STATED EXERCISE
Among the entries, which lines carry the string "springboot"? Copy each of them.
— Start of DATA LISTING —
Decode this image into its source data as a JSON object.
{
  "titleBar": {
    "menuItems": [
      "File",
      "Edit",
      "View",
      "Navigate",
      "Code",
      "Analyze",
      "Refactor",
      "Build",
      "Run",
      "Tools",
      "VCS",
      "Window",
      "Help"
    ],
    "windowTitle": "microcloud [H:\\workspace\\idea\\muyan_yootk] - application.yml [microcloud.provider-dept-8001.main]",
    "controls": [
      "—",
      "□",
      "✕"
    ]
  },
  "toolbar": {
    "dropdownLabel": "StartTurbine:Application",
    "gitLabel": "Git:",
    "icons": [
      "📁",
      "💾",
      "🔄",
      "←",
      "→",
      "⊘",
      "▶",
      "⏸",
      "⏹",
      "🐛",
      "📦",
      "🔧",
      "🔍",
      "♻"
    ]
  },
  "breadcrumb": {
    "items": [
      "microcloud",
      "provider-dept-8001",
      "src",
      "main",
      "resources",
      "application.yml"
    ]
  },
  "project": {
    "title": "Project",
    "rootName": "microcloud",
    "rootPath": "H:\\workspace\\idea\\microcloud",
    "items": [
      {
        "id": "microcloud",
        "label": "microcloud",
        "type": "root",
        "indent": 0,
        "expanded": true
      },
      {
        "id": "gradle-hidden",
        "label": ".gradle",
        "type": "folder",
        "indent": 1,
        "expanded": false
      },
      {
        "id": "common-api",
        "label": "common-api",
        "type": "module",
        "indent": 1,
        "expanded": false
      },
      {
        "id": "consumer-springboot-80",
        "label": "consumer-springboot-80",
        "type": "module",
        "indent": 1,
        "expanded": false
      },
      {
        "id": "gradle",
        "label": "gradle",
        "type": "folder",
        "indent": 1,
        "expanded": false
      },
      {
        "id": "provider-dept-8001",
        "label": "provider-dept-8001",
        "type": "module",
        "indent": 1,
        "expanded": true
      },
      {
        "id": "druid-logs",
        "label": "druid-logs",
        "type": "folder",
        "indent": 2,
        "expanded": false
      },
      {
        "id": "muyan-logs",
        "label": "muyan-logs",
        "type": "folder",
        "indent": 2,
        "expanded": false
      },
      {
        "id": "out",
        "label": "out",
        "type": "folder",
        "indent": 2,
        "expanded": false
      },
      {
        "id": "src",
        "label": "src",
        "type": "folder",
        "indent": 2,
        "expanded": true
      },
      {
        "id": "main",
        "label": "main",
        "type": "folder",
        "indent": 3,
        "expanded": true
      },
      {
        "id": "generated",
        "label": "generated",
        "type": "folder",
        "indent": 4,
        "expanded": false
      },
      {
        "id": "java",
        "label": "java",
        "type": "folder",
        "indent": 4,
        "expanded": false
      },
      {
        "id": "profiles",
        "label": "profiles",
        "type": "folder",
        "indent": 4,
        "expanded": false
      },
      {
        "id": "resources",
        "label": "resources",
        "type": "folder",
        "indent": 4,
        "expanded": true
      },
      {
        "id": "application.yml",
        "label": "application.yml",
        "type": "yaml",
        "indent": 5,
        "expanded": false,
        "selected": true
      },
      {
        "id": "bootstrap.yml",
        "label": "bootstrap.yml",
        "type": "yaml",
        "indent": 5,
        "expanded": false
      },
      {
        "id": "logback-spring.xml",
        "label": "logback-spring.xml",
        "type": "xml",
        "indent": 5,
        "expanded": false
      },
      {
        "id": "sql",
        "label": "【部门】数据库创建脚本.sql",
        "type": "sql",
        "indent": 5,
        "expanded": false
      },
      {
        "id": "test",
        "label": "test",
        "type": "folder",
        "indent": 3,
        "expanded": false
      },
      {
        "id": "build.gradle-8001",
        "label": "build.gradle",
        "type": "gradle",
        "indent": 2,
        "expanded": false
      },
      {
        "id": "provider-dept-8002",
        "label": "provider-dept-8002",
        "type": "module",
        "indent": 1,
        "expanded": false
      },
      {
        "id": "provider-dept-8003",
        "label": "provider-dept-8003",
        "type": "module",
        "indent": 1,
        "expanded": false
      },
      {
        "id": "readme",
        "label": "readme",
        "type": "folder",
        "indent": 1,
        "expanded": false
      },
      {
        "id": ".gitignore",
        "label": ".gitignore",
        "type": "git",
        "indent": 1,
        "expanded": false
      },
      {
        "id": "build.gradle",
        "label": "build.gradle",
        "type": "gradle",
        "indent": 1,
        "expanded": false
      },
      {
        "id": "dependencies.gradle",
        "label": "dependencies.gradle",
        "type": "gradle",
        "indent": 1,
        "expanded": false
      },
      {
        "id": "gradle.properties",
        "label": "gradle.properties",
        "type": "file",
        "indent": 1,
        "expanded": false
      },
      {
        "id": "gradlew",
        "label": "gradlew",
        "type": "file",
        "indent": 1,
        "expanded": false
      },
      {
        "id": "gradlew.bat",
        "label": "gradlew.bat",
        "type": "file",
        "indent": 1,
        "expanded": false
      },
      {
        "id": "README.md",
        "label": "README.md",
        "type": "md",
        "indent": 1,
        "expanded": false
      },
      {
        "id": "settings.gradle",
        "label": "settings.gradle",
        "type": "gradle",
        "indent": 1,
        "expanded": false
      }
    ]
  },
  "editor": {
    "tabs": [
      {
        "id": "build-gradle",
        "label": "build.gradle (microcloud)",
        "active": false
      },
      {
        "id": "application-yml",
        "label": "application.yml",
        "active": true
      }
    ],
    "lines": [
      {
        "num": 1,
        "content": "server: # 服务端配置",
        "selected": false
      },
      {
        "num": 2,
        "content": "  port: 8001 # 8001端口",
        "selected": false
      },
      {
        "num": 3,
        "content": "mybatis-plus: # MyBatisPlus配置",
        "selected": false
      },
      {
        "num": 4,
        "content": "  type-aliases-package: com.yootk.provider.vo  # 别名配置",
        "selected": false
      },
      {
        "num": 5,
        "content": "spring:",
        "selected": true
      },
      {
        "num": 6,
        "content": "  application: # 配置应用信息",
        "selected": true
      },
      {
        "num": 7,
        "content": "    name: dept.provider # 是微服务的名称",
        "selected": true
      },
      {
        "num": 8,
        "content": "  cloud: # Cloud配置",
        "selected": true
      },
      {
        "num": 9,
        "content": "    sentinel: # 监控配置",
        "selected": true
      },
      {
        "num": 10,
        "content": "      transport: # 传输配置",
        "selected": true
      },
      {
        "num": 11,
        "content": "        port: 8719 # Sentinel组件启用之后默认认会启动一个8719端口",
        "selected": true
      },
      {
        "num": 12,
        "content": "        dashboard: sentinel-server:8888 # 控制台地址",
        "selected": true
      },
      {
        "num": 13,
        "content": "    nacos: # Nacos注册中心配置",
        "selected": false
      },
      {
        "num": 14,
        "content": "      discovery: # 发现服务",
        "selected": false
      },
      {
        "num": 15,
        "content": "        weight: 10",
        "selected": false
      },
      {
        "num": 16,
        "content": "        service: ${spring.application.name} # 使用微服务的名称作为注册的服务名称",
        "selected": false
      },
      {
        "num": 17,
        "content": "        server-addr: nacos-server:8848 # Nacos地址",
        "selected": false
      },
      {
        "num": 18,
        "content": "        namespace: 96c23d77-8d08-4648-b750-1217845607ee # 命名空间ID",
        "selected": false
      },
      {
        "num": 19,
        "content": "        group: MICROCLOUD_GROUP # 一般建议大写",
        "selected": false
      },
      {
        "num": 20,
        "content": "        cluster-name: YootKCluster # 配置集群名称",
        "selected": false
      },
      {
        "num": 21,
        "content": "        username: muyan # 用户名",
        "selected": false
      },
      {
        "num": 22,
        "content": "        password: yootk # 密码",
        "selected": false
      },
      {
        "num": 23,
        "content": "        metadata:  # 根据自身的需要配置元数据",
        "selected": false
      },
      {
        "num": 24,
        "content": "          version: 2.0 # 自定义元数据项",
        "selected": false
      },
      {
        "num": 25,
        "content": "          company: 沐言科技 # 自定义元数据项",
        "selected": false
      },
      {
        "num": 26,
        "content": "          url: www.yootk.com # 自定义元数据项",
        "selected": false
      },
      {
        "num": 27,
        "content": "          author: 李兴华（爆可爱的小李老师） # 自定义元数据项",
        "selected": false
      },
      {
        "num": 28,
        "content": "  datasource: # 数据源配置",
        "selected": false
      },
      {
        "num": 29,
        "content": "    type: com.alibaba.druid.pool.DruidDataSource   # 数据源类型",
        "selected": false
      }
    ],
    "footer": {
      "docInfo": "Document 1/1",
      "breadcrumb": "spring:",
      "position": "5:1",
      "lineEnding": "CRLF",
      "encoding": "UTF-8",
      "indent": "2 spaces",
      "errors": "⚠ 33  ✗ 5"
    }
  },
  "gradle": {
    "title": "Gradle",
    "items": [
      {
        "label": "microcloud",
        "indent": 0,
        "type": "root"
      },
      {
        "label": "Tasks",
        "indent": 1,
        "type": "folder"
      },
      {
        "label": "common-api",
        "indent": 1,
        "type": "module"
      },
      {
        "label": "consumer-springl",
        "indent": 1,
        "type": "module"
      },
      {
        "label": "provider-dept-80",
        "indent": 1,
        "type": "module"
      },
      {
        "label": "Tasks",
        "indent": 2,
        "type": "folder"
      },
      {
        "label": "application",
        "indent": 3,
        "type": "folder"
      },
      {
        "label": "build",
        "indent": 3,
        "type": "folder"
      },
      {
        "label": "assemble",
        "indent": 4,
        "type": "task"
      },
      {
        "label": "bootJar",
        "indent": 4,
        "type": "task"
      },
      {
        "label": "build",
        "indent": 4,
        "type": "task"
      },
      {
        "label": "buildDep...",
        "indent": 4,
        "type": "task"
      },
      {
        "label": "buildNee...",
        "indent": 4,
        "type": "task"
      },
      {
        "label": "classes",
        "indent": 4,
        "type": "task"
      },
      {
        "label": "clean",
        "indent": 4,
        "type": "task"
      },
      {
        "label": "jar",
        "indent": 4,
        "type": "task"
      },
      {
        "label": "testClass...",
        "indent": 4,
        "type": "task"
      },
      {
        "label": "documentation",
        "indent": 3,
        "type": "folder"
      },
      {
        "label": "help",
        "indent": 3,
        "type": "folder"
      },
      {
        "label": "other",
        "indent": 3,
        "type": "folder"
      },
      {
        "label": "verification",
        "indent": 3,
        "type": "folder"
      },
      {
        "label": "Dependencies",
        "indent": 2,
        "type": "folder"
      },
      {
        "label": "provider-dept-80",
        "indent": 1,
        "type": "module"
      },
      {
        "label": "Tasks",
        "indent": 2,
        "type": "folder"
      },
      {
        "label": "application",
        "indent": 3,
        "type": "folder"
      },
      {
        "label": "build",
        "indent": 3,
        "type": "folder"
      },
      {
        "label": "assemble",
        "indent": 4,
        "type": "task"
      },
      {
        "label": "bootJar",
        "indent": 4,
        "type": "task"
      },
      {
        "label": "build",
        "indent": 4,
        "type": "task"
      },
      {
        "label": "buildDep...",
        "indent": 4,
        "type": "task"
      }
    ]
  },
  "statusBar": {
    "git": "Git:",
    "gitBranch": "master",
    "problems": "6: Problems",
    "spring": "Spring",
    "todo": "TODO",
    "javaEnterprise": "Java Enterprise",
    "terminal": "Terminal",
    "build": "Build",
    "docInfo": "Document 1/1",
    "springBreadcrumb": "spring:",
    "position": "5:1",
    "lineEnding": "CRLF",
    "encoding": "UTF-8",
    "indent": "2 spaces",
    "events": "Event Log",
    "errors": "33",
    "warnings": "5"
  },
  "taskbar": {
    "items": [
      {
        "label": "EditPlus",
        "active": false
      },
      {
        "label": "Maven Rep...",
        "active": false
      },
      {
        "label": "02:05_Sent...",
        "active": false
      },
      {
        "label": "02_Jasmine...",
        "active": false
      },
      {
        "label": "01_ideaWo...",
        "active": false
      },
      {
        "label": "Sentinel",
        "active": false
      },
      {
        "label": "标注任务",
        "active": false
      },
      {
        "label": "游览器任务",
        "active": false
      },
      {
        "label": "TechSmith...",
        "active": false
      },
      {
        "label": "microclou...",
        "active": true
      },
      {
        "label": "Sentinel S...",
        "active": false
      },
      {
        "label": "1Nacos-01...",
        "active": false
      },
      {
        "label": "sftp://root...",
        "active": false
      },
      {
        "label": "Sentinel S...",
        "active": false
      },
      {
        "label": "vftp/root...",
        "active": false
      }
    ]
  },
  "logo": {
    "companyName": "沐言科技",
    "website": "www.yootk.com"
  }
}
— End of DATA LISTING —
COMPLETED EXERCISE
        "id": "consumer-springboot-80",
        "label": "consumer-springboot-80",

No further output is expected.